■ EXERCISE ■
Pull out every line with the word "color" from the entries below.

____________________

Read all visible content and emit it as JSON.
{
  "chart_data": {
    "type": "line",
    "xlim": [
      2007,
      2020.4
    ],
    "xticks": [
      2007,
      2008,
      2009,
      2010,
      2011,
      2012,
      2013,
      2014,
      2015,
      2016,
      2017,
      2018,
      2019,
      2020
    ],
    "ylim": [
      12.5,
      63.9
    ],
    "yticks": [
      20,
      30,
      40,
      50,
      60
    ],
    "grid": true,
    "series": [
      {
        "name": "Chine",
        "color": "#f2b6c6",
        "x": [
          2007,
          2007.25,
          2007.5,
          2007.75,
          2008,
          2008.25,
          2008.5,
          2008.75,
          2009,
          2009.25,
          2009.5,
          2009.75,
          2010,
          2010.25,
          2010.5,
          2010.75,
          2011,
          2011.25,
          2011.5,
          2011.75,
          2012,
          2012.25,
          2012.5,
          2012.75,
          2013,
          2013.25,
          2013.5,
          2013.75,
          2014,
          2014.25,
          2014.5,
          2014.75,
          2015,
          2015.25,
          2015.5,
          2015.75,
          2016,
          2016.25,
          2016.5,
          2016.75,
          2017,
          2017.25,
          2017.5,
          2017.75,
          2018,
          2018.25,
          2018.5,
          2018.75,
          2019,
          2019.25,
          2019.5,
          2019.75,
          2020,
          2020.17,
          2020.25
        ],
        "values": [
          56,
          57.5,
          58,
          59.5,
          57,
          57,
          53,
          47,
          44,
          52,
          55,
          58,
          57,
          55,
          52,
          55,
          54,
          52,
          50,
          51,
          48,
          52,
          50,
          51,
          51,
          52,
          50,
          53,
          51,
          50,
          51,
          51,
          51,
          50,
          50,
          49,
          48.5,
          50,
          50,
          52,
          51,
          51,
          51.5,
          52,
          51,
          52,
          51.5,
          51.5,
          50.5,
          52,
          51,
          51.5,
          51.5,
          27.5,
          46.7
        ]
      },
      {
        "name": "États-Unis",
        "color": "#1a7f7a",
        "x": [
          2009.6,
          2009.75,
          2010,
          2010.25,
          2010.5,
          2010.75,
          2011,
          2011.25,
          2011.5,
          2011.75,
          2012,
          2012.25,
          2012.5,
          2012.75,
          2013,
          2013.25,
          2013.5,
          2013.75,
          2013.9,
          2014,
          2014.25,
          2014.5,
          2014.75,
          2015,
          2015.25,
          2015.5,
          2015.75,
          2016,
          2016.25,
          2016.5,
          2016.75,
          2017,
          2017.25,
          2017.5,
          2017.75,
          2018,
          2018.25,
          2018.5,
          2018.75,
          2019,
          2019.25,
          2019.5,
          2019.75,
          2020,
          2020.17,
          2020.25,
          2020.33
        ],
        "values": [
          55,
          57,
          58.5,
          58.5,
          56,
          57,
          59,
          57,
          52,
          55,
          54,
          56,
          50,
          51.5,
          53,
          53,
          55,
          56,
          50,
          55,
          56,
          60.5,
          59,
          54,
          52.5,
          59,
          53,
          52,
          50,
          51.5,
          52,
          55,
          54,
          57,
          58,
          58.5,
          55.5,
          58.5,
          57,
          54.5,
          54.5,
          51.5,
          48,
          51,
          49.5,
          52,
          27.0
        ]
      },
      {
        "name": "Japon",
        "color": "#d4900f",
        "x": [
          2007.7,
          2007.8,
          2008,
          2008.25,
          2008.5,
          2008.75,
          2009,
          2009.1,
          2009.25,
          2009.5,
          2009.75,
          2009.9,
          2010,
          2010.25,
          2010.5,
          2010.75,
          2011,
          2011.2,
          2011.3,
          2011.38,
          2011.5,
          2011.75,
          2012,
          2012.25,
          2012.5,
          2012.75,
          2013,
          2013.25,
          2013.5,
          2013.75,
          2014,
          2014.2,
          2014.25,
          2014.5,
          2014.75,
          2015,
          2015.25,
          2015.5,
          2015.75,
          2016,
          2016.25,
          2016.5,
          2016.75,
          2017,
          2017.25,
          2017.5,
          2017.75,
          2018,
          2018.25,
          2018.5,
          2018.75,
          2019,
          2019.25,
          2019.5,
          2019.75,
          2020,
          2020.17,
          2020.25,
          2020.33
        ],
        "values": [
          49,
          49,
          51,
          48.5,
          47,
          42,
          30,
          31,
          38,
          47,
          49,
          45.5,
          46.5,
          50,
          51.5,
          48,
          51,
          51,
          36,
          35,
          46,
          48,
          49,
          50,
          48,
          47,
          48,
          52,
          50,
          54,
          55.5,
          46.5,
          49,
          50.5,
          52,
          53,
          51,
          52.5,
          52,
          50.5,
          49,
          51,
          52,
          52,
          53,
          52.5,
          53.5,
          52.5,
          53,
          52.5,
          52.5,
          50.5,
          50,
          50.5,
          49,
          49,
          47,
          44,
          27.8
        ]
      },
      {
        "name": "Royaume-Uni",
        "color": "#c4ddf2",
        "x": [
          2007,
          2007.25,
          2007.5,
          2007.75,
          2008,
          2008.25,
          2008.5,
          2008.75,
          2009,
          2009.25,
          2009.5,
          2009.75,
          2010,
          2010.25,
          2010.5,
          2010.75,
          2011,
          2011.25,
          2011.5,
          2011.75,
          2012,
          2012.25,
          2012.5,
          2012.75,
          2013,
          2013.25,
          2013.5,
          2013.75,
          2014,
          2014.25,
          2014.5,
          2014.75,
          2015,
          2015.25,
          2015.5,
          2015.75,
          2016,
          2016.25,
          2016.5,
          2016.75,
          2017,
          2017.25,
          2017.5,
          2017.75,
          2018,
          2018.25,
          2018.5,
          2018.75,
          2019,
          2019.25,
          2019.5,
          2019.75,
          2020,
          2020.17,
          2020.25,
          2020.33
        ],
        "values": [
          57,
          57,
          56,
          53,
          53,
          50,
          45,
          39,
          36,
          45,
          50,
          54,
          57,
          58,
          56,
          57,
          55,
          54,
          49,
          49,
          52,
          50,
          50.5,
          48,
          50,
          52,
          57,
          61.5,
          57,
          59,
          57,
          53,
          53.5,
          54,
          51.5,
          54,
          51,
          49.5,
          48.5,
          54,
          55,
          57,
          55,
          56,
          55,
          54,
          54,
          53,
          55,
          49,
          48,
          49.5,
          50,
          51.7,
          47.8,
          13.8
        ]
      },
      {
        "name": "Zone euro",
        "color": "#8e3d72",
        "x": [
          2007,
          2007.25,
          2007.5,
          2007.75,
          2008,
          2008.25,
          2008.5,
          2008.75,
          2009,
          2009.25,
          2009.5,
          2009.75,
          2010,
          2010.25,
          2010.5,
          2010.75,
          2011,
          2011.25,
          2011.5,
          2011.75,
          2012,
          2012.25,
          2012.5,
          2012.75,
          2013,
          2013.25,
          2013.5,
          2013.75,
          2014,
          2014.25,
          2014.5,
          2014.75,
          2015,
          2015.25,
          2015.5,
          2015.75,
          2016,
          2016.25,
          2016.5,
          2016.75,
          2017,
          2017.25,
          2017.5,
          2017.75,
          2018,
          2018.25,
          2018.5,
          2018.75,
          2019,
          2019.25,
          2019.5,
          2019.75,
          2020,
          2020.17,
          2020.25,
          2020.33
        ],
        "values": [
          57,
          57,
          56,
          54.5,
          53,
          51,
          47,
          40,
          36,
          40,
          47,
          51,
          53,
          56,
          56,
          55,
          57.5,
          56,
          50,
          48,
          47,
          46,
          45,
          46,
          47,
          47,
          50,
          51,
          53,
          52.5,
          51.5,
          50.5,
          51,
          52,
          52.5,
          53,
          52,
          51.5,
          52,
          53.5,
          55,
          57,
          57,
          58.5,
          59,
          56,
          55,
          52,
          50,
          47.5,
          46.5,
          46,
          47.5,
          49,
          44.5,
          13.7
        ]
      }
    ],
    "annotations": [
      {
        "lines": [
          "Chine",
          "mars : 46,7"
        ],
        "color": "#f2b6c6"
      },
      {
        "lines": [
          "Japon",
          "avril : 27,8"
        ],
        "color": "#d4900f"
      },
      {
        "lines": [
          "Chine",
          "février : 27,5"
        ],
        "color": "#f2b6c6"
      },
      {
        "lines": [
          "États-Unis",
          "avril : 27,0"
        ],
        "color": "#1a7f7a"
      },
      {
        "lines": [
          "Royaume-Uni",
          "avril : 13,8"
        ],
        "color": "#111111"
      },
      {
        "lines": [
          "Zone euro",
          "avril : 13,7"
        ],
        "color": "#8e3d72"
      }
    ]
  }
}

____________________

■ RESPONSE BELOW ■
        "color": "#f2b6c6",
        "color": "#1a7f7a",
        "color": "#d4900f",
        "color": "#c4ddf2",
        "color": "#8e3d72",
        "color": "#f2b6c6"
        "color": "#d4900f"
        "color": "#f2b6c6"
        "color": "#1a7f7a"
        "color": "#111111"
        "color": "#8e3d72"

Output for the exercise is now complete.